Saved entries
####
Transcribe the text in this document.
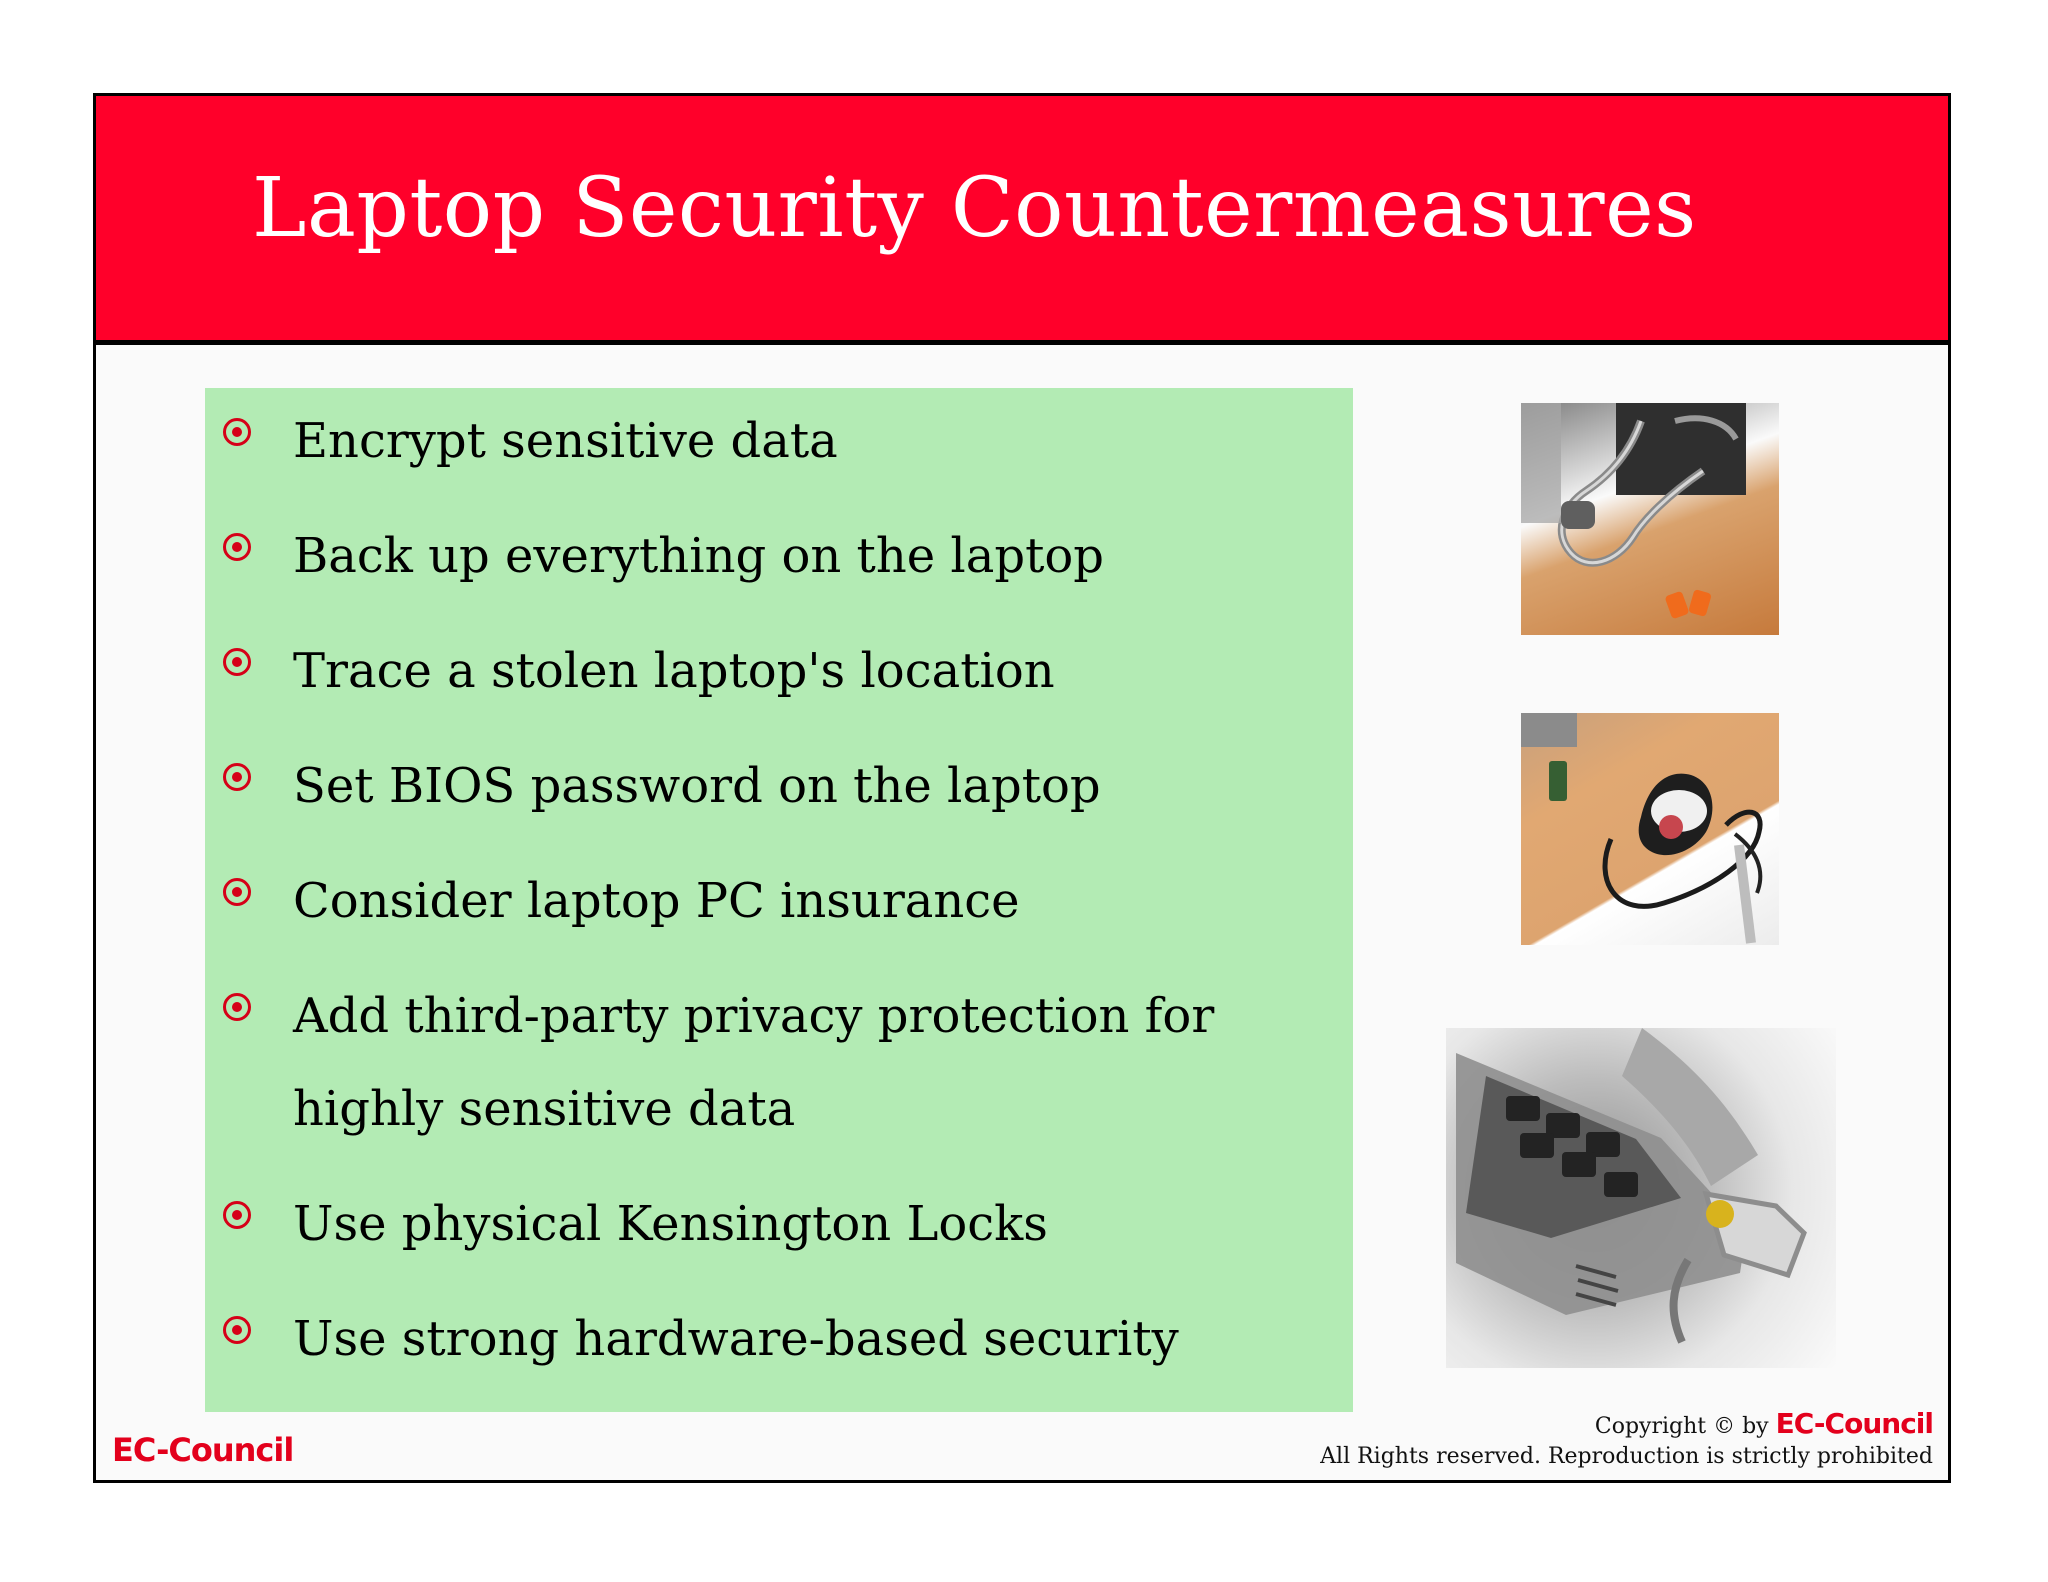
Laptop Security Countermeasures

Encrypt sensitive data

Back up everything on the laptop

Trace a stolen laptop's location

Set BIOS password on the laptop

Consider laptop PC insurance

Add third-party privacy protection for highly sensitive data

Use physical Kensington Locks

Use strong hardware-based security

EC-Council

Copyright © by EC-Council
All Rights reserved. Reproduction is strictly prohibited
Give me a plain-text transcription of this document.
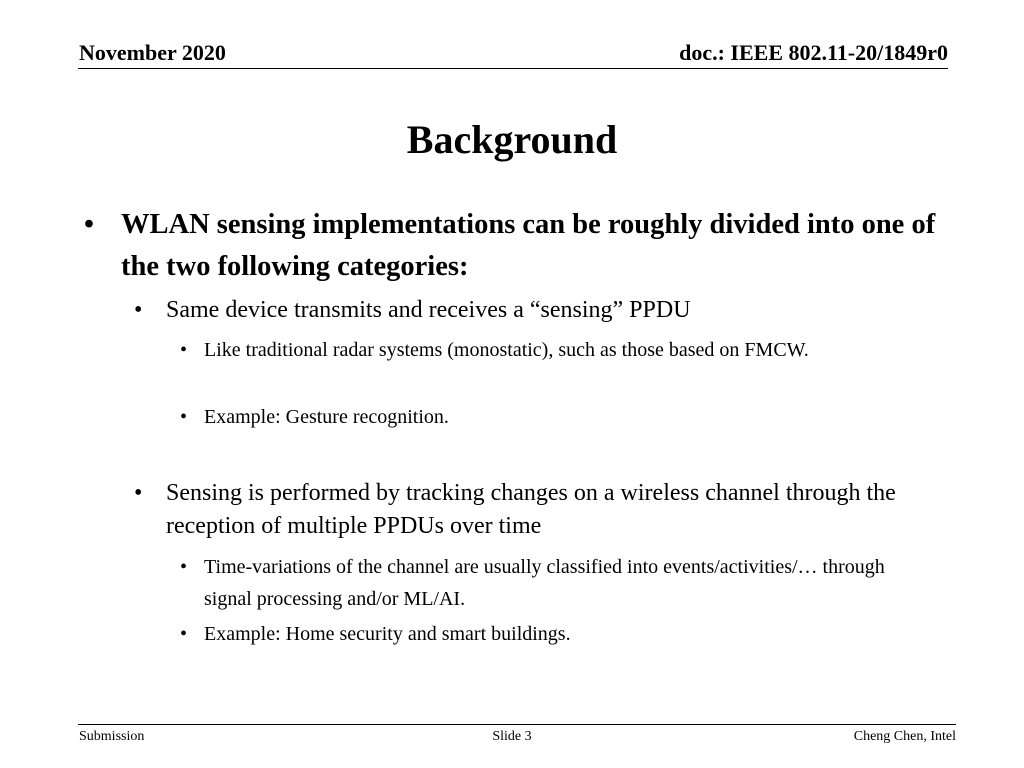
November 2020	doc.: IEEE 802.11-20/1849r0
Background
• WLAN sensing implementations can be roughly divided into one of the two following categories:
• Same device transmits and receives a “sensing” PPDU
• Like traditional radar systems (monostatic), such as those based on FMCW.
• Example: Gesture recognition.
• Sensing is performed by tracking changes on a wireless channel through the reception of multiple PPDUs over time
• Time-variations of the channel are usually classified into events/activities/… through signal processing and/or ML/AI.
• Example: Home security and smart buildings.
Submission	Slide 3	Cheng Chen, Intel
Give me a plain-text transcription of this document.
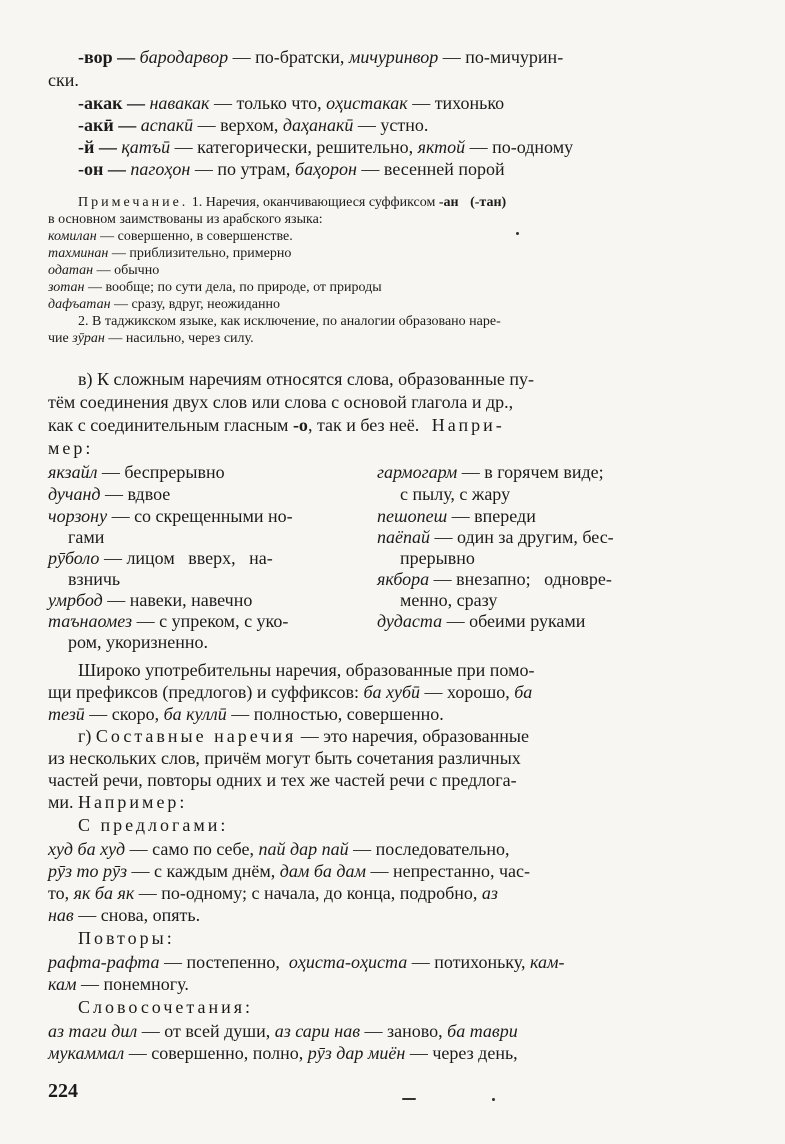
-вор — бародарвор — по-братски, мичуринвор — по-мичурин-
ски.
-акак — навакак — только что, оҳистакак — тихонько
-акӣ — аспакӣ — верхом, даҳанакӣ — устно.
-й — қатъӣ — категорически, решительно, яктой — по-одному
-он — пагоҳон — по утрам, баҳорон — весенней порой
Примечание. 1. Наречия, оканчивающиеся суффиксом -ан (-тан)
в основном заимствованы из арабского языка:
комилан — совершенно, в совершенстве.
тахминан — приблизительно, примерно
одатан — обычно
зотан — вообще; по сути дела, по природе, от природы
дафъатан — сразу, вдруг, неожиданно
2. В таджикском языке, как исключение, по аналогии образовано наре-
чие зӯран — насильно, через силу.
в) К сложным наречиям относятся слова, образованные пу-
тём соединения двух слов или слова с основой глагола и др.,
как с соединительным гласным -о, так и без неё. Напри-
мер:
якзайл — беспрерывно
дучанд — вдвое
чорзону — со скрещенными но-
гами
рӯболо — лицом   вверх,   на-
взничь
умрбод — навеки, навечно
таънаомез — с упреком, с уко-
ром, укоризненно.
гармогарм — в горячем виде;
с пылу, с жару
пешопеш — впереди
паёпай — один за другим, бес-
прерывно
якбора — внезапно;   одновре-
менно, сразу
дудаста — обеими руками
Широко употребительны наречия, образованные при помо-
щи префиксов (предлогов) и суффиксов: ба хубӣ — хорошо, ба
тезӣ — скоро, ба куллӣ — полностью, совершенно.
г) Составные наречия — это наречия, образованные
из нескольких слов, причём могут быть сочетания различных
частей речи, повторы одних и тех же частей речи с предлога-
ми. Например:
С предлогами:
худ ба худ — само по себе, пай дар пай — последовательно,
рӯз то рӯз — с каждым днём, дам ба дам — непрестанно, час-
то, як ба як — по-одному; с начала, до конца, подробно, аз
нав — снова, опять.
Повторы:
рафта-рафта — постепенно,  оҳиста-оҳиста — потихоньку, кам-
кам — понемногу.
Словосочетания:
аз таги дил — от всей души, аз сари нав — заново, ба таври
мукаммал — совершенно, полно, рӯз дар миён — через день,
224
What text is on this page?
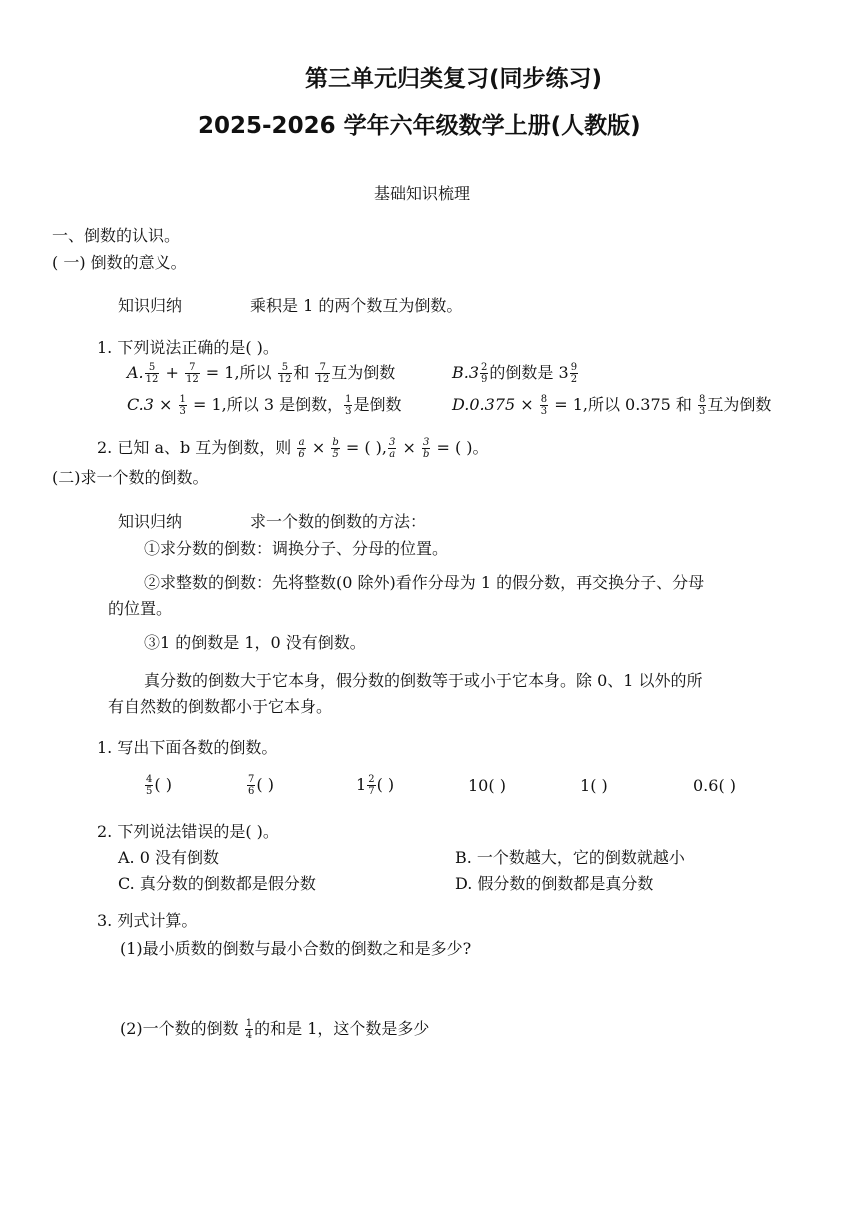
第三单元归类复习(同步练习)
2025-2026 学年六年级数学上册(人教版)
基础知识梳理
一、倒数的认识。
( 一) 倒数的意义。
知识归纳	乘积是 1 的两个数互为倒数。
1. 下列说法正确的是( )。
A. $\frac{5}{12} + \frac{7}{12} = 1$,所以 $\frac{5}{12}$ 和 $\frac{7}{12}$ 互为倒数	$B.3 \frac{2}{9}$ 的倒数是 $3 \frac{9}{2}$
$C.3 \times \frac{1}{3} = 1$,所以 3 是倒数， $\frac{1}{3}$ 是倒数	$D.0.375 \times \frac{8}{3} = 1$,所以 0.375 和 $\frac{8}{3}$ 互为倒数
2. 已知 a、b 互为倒数，则 $\frac{a}{6} \times \frac{b}{5}$ = ( ), $\frac{3}{a} \times \frac{3}{b}$ = ( )。
(二)求一个数的倒数。
知识归纳	求一个数的倒数的方法：
①求分数的倒数：调换分子、分母的位置。
②求整数的倒数：先将整数(0 除外)看作分母为 1 的假分数，再交换分子、分母
的位置。
③1 的倒数是 1，0 没有倒数。
真分数的倒数大于它本身，假分数的倒数等于或小于它本身。除 0、1 以外的所
有自然数的倒数都小于它本身。
1. 写出下面各数的倒数。
$\frac{4}{5}$ ( )	$\frac{7}{6}$ ( )	$1 \frac{2}{7}$ ( )	10( )	1( )	0.6( )
2. 下列说法错误的是( )。
A. 0 没有倒数	B. 一个数越大，它的倒数就越小
C. 真分数的倒数都是假分数	D. 假分数的倒数都是真分数
3. 列式计算。
(1)最小质数的倒数与最小合数的倒数之和是多少?
(2)一个数的倒数 $\frac{1}{4}$ 的和是 1，这个数是多少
####
Written task »
Set down the complete material exactly, but do not include the images.

Full answer »
Transcribe the text in this document.
Laptop Security Countermeasures

Encrypt sensitive data

Back up everything on the laptop

Trace a stolen laptop's location

Set BIOS password on the laptop

Consider laptop PC insurance

Add third-party privacy protection for highly sensitive data

Use physical Kensington Locks

Use strong hardware-based security

EC-Council

Copyright © by EC-Council
All Rights reserved. Reproduction is strictly prohibited
Give me a plain-text transcription of this document.
November 2020	doc.: IEEE 802.11-20/1849r0
Background
• WLAN sensing implementations can be roughly divided into one of the two following categories:
• Same device transmits and receives a “sensing” PPDU
• Like traditional radar systems (monostatic), such as those based on FMCW.
• Example: Gesture recognition.
• Sensing is performed by tracking changes on a wireless channel through the reception of multiple PPDUs over time
• Time-variations of the channel are usually classified into events/activities/… through signal processing and/or ML/AI.
• Example: Home security and smart buildings.
Submission	Slide 3	Cheng Chen, Intel
Give me a plain-text transcription of this document.
-вор — бародарвор — по-братски, мичуринвор — по-мичурин-
ски.
-акак — навакак — только что, оҳистакак — тихонько
-акӣ — аспакӣ — верхом, даҳанакӣ — устно.
-й — қатъӣ — категорически, решительно, яктой — по-одному
-он — пагоҳон — по утрам, баҳорон — весенней порой
Примечание. 1. Наречия, оканчивающиеся суффиксом -ан (-тан)
в основном заимствованы из арабского языка:
комилан — совершенно, в совершенстве.
тахминан — приблизительно, примерно
одатан — обычно
зотан — вообще; по сути дела, по природе, от природы
дафъатан — сразу, вдруг, неожиданно
2. В таджикском языке, как исключение, по аналогии образовано наре-
чие зӯран — насильно, через силу.
в) К сложным наречиям относятся слова, образованные пу-
тём соединения двух слов или слова с основой глагола и др.,
как с соединительным гласным -о, так и без неё. Напри-
мер:
якзайл — беспрерывно
дучанд — вдвое
чорзону — со скрещенными но-
гами
рӯболо — лицом   вверх,   на-
взничь
умрбод — навеки, навечно
таънаомез — с упреком, с уко-
ром, укоризненно.
гармогарм — в горячем виде;
с пылу, с жару
пешопеш — впереди
паёпай — один за другим, бес-
прерывно
якбора — внезапно;   одновре-
менно, сразу
дудаста — обеими руками
Широко употребительны наречия, образованные при помо-
щи префиксов (предлогов) и суффиксов: ба хубӣ — хорошо, ба
тезӣ — скоро, ба куллӣ — полностью, совершенно.
г) Составные наречия — это наречия, образованные
из нескольких слов, причём могут быть сочетания различных
частей речи, повторы одних и тех же частей речи с предлога-
ми. Например:
С предлогами:
худ ба худ — само по себе, пай дар пай — последовательно,
рӯз то рӯз — с каждым днём, дам ба дам — непрестанно, час-
то, як ба як — по-одному; с начала, до конца, подробно, аз
нав — снова, опять.
Повторы:
рафта-рафта — постепенно,  оҳиста-оҳиста — потихоньку, кам-
кам — понемногу.
Словосочетания:
аз таги дил — от всей души, аз сари нав — заново, ба таври
мукаммал — совершенно, полно, рӯз дар миён — через день,
224
What text is on this page?
第三单元归类复习(同步练习)
2025-2026 学年六年级数学上册(人教版)
基础知识梳理
一、倒数的认识。
( 一) 倒数的意义。
知识归纳	乘积是 1 的两个数互为倒数。
1. 下列说法正确的是( )。
A. $\frac{5}{12} + \frac{7}{12} = 1$,所以 $\frac{5}{12}$ 和 $\frac{7}{12}$ 互为倒数	$B.3 \frac{2}{9}$ 的倒数是 $3 \frac{9}{2}$
$C.3 \times \frac{1}{3} = 1$,所以 3 是倒数， $\frac{1}{3}$ 是倒数	$D.0.375 \times \frac{8}{3} = 1$,所以 0.375 和 $\frac{8}{3}$ 互为倒数
2. 已知 a、b 互为倒数，则 $\frac{a}{6} \times \frac{b}{5}$ = ( ), $\frac{3}{a} \times \frac{3}{b}$ = ( )。
(二)求一个数的倒数。
知识归纳	求一个数的倒数的方法：
①求分数的倒数：调换分子、分母的位置。
②求整数的倒数：先将整数(0 除外)看作分母为 1 的假分数，再交换分子、分母
的位置。
③1 的倒数是 1，0 没有倒数。
真分数的倒数大于它本身，假分数的倒数等于或小于它本身。除 0、1 以外的所
有自然数的倒数都小于它本身。
1. 写出下面各数的倒数。
$\frac{4}{5}$ ( )	$\frac{7}{6}$ ( )	$1 \frac{2}{7}$ ( )	10( )	1( )	0.6( )
2. 下列说法错误的是( )。
A. 0 没有倒数	B. 一个数越大，它的倒数就越小
C. 真分数的倒数都是假分数	D. 假分数的倒数都是真分数
3. 列式计算。
(1)最小质数的倒数与最小合数的倒数之和是多少?
(2)一个数的倒数 $\frac{1}{4}$ 的和是 1，这个数是多少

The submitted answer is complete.